— begin —

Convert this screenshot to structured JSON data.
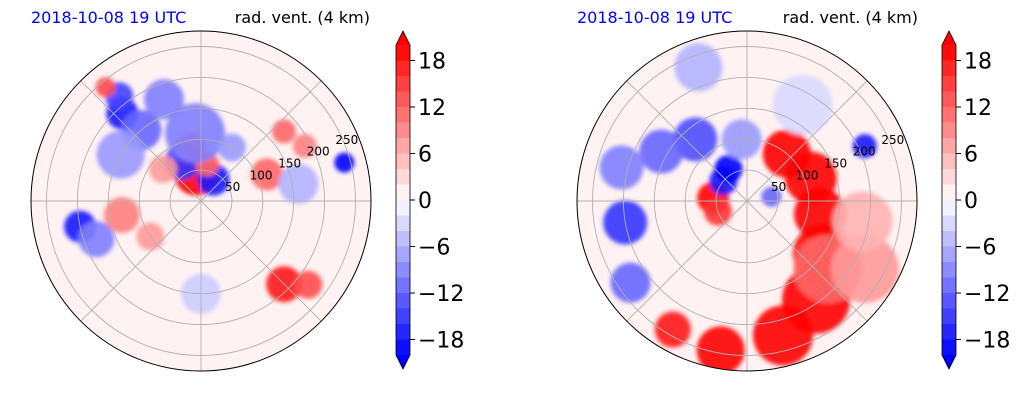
{
  "colors": {
    "pos_strong": "#ff0000",
    "neg_strong": "#0000ff",
    "neutral": "#fff2f2",
    "title_left": "#0000ff",
    "grid": "#b0b0b0"
  },
  "chart_data": [
    {
      "type": "heatmap",
      "projection": "polar",
      "title_left": "2018-10-08 19 UTC",
      "title_right": "rad. vent. (4 km)",
      "radial_ticks": [
        50,
        100,
        150,
        200,
        250
      ],
      "rmax": 275,
      "angular_grid_deg": 45,
      "colorbar": {
        "ticks": [
          18,
          12,
          6,
          0,
          -6,
          -12,
          -18
        ],
        "tick_labels": [
          "18",
          "12",
          "6",
          "0",
          "−6",
          "−12",
          "−18"
        ],
        "vmin": -20,
        "vmax": 20,
        "levels": 20,
        "extend": "both",
        "cmap": "bwr"
      },
      "features": [
        {
          "r": 45,
          "theta": 100,
          "value": 20,
          "size": 22
        },
        {
          "r": 55,
          "theta": 110,
          "value": 18,
          "size": 18
        },
        {
          "r": 40,
          "theta": 60,
          "value": -18,
          "size": 16
        },
        {
          "r": 70,
          "theta": 115,
          "value": -16,
          "size": 18
        },
        {
          "r": 90,
          "theta": 100,
          "value": 14,
          "size": 14
        },
        {
          "r": 60,
          "theta": 80,
          "value": 12,
          "size": 12
        },
        {
          "r": 110,
          "theta": 95,
          "value": -10,
          "size": 30
        },
        {
          "r": 190,
          "theta": 132,
          "value": -18,
          "size": 16
        },
        {
          "r": 215,
          "theta": 128,
          "value": -15,
          "size": 14
        },
        {
          "r": 240,
          "theta": 130,
          "value": 14,
          "size": 10
        },
        {
          "r": 150,
          "theta": 130,
          "value": -12,
          "size": 20
        },
        {
          "r": 175,
          "theta": 110,
          "value": -10,
          "size": 20
        },
        {
          "r": 150,
          "theta": 150,
          "value": -8,
          "size": 24
        },
        {
          "r": 200,
          "theta": 192,
          "value": -18,
          "size": 16
        },
        {
          "r": 180,
          "theta": 200,
          "value": -10,
          "size": 18
        },
        {
          "r": 130,
          "theta": 190,
          "value": 10,
          "size": 18
        },
        {
          "r": 100,
          "theta": 215,
          "value": 8,
          "size": 14
        },
        {
          "r": 115,
          "theta": 22,
          "value": 12,
          "size": 16
        },
        {
          "r": 175,
          "theta": 40,
          "value": 12,
          "size": 12
        },
        {
          "r": 190,
          "theta": 28,
          "value": 10,
          "size": 12
        },
        {
          "r": 240,
          "theta": 15,
          "value": -20,
          "size": 10
        },
        {
          "r": 160,
          "theta": 10,
          "value": -6,
          "size": 20
        },
        {
          "r": 190,
          "theta": 315,
          "value": 18,
          "size": 18
        },
        {
          "r": 220,
          "theta": 322,
          "value": 14,
          "size": 14
        },
        {
          "r": 150,
          "theta": 270,
          "value": -4,
          "size": 20
        },
        {
          "r": 80,
          "theta": 140,
          "value": 8,
          "size": 14
        },
        {
          "r": 100,
          "theta": 60,
          "value": -8,
          "size": 14
        }
      ]
    },
    {
      "type": "heatmap",
      "projection": "polar",
      "title_left": "2018-10-08 19 UTC",
      "title_right": "rad. vent. (4 km)",
      "radial_ticks": [
        50,
        100,
        150,
        200,
        250
      ],
      "rmax": 275,
      "angular_grid_deg": 45,
      "colorbar": {
        "ticks": [
          18,
          12,
          6,
          0,
          -6,
          -12,
          -18
        ],
        "tick_labels": [
          "18",
          "12",
          "6",
          "0",
          "−6",
          "−12",
          "−18"
        ],
        "vmin": -20,
        "vmax": 20,
        "levels": 20,
        "extend": "both",
        "cmap": "bwr"
      },
      "features": [
        {
          "r": 100,
          "theta": 50,
          "value": 20,
          "size": 24
        },
        {
          "r": 110,
          "theta": 20,
          "value": 20,
          "size": 26
        },
        {
          "r": 120,
          "theta": 350,
          "value": 20,
          "size": 26
        },
        {
          "r": 150,
          "theta": 325,
          "value": 20,
          "size": 30
        },
        {
          "r": 195,
          "theta": 305,
          "value": 20,
          "size": 34
        },
        {
          "r": 225,
          "theta": 285,
          "value": 20,
          "size": 30
        },
        {
          "r": 245,
          "theta": 260,
          "value": 20,
          "size": 24
        },
        {
          "r": 240,
          "theta": 240,
          "value": 18,
          "size": 18
        },
        {
          "r": 170,
          "theta": 320,
          "value": 12,
          "size": 34
        },
        {
          "r": 220,
          "theta": 330,
          "value": 8,
          "size": 34
        },
        {
          "r": 190,
          "theta": 350,
          "value": 6,
          "size": 30
        },
        {
          "r": 55,
          "theta": 175,
          "value": 20,
          "size": 16
        },
        {
          "r": 50,
          "theta": 200,
          "value": 16,
          "size": 14
        },
        {
          "r": 50,
          "theta": 140,
          "value": -18,
          "size": 14
        },
        {
          "r": 60,
          "theta": 120,
          "value": -20,
          "size": 14
        },
        {
          "r": 40,
          "theta": 10,
          "value": -12,
          "size": 10
        },
        {
          "r": 130,
          "theta": 130,
          "value": -14,
          "size": 22
        },
        {
          "r": 160,
          "theta": 150,
          "value": -12,
          "size": 22
        },
        {
          "r": 200,
          "theta": 190,
          "value": -16,
          "size": 22
        },
        {
          "r": 210,
          "theta": 165,
          "value": -10,
          "size": 22
        },
        {
          "r": 230,
          "theta": 215,
          "value": -12,
          "size": 20
        },
        {
          "r": 210,
          "theta": 25,
          "value": -18,
          "size": 12
        },
        {
          "r": 100,
          "theta": 95,
          "value": -8,
          "size": 20
        },
        {
          "r": 180,
          "theta": 60,
          "value": -3,
          "size": 30
        },
        {
          "r": 230,
          "theta": 110,
          "value": -6,
          "size": 24
        }
      ]
    }
  ]
}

— end —

Write out every line above exactly as it is, leaving out the pictures.

__Written answer__:
Convert this screenshot to structured JSON data.
{
  "colors": {
    "pos_strong": "#ff0000",
    "neg_strong": "#0000ff",
    "neutral": "#fff2f2",
    "title_left": "#0000ff",
    "grid": "#b0b0b0"
  },
  "chart_data": [
    {
      "type": "heatmap",
      "projection": "polar",
      "title_left": "2018-10-08 19 UTC",
      "title_right": "rad. vent. (4 km)",
      "radial_ticks": [
        50,
        100,
        150,
        200,
        250
      ],
      "rmax": 275,
      "angular_grid_deg": 45,
      "colorbar": {
        "ticks": [
          18,
          12,
          6,
          0,
          -6,
          -12,
          -18
        ],
        "tick_labels": [
          "18",
          "12",
          "6",
          "0",
          "−6",
          "−12",
          "−18"
        ],
        "vmin": -20,
        "vmax": 20,
        "levels": 20,
        "extend": "both",
        "cmap": "bwr"
      },
      "features": [
        {
          "r": 45,
          "theta": 100,
          "value": 20,
          "size": 22
        },
        {
          "r": 55,
          "theta": 110,
          "value": 18,
          "size": 18
        },
        {
          "r": 40,
          "theta": 60,
          "value": -18,
          "size": 16
        },
        {
          "r": 70,
          "theta": 115,
          "value": -16,
          "size": 18
        },
        {
          "r": 90,
          "theta": 100,
          "value": 14,
          "size": 14
        },
        {
          "r": 60,
          "theta": 80,
          "value": 12,
          "size": 12
        },
        {
          "r": 110,
          "theta": 95,
          "value": -10,
          "size": 30
        },
        {
          "r": 190,
          "theta": 132,
          "value": -18,
          "size": 16
        },
        {
          "r": 215,
          "theta": 128,
          "value": -15,
          "size": 14
        },
        {
          "r": 240,
          "theta": 130,
          "value": 14,
          "size": 10
        },
        {
          "r": 150,
          "theta": 130,
          "value": -12,
          "size": 20
        },
        {
          "r": 175,
          "theta": 110,
          "value": -10,
          "size": 20
        },
        {
          "r": 150,
          "theta": 150,
          "value": -8,
          "size": 24
        },
        {
          "r": 200,
          "theta": 192,
          "value": -18,
          "size": 16
        },
        {
          "r": 180,
          "theta": 200,
          "value": -10,
          "size": 18
        },
        {
          "r": 130,
          "theta": 190,
          "value": 10,
          "size": 18
        },
        {
          "r": 100,
          "theta": 215,
          "value": 8,
          "size": 14
        },
        {
          "r": 115,
          "theta": 22,
          "value": 12,
          "size": 16
        },
        {
          "r": 175,
          "theta": 40,
          "value": 12,
          "size": 12
        },
        {
          "r": 190,
          "theta": 28,
          "value": 10,
          "size": 12
        },
        {
          "r": 240,
          "theta": 15,
          "value": -20,
          "size": 10
        },
        {
          "r": 160,
          "theta": 10,
          "value": -6,
          "size": 20
        },
        {
          "r": 190,
          "theta": 315,
          "value": 18,
          "size": 18
        },
        {
          "r": 220,
          "theta": 322,
          "value": 14,
          "size": 14
        },
        {
          "r": 150,
          "theta": 270,
          "value": -4,
          "size": 20
        },
        {
          "r": 80,
          "theta": 140,
          "value": 8,
          "size": 14
        },
        {
          "r": 100,
          "theta": 60,
          "value": -8,
          "size": 14
        }
      ]
    },
    {
      "type": "heatmap",
      "projection": "polar",
      "title_left": "2018-10-08 19 UTC",
      "title_right": "rad. vent. (4 km)",
      "radial_ticks": [
        50,
        100,
        150,
        200,
        250
      ],
      "rmax": 275,
      "angular_grid_deg": 45,
      "colorbar": {
        "ticks": [
          18,
          12,
          6,
          0,
          -6,
          -12,
          -18
        ],
        "tick_labels": [
          "18",
          "12",
          "6",
          "0",
          "−6",
          "−12",
          "−18"
        ],
        "vmin": -20,
        "vmax": 20,
        "levels": 20,
        "extend": "both",
        "cmap": "bwr"
      },
      "features": [
        {
          "r": 100,
          "theta": 50,
          "value": 20,
          "size": 24
        },
        {
          "r": 110,
          "theta": 20,
          "value": 20,
          "size": 26
        },
        {
          "r": 120,
          "theta": 350,
          "value": 20,
          "size": 26
        },
        {
          "r": 150,
          "theta": 325,
          "value": 20,
          "size": 30
        },
        {
          "r": 195,
          "theta": 305,
          "value": 20,
          "size": 34
        },
        {
          "r": 225,
          "theta": 285,
          "value": 20,
          "size": 30
        },
        {
          "r": 245,
          "theta": 260,
          "value": 20,
          "size": 24
        },
        {
          "r": 240,
          "theta": 240,
          "value": 18,
          "size": 18
        },
        {
          "r": 170,
          "theta": 320,
          "value": 12,
          "size": 34
        },
        {
          "r": 220,
          "theta": 330,
          "value": 8,
          "size": 34
        },
        {
          "r": 190,
          "theta": 350,
          "value": 6,
          "size": 30
        },
        {
          "r": 55,
          "theta": 175,
          "value": 20,
          "size": 16
        },
        {
          "r": 50,
          "theta": 200,
          "value": 16,
          "size": 14
        },
        {
          "r": 50,
          "theta": 140,
          "value": -18,
          "size": 14
        },
        {
          "r": 60,
          "theta": 120,
          "value": -20,
          "size": 14
        },
        {
          "r": 40,
          "theta": 10,
          "value": -12,
          "size": 10
        },
        {
          "r": 130,
          "theta": 130,
          "value": -14,
          "size": 22
        },
        {
          "r": 160,
          "theta": 150,
          "value": -12,
          "size": 22
        },
        {
          "r": 200,
          "theta": 190,
          "value": -16,
          "size": 22
        },
        {
          "r": 210,
          "theta": 165,
          "value": -10,
          "size": 22
        },
        {
          "r": 230,
          "theta": 215,
          "value": -12,
          "size": 20
        },
        {
          "r": 210,
          "theta": 25,
          "value": -18,
          "size": 12
        },
        {
          "r": 100,
          "theta": 95,
          "value": -8,
          "size": 20
        },
        {
          "r": 180,
          "theta": 60,
          "value": -3,
          "size": 30
        },
        {
          "r": 230,
          "theta": 110,
          "value": -6,
          "size": 24
        }
      ]
    }
  ]
}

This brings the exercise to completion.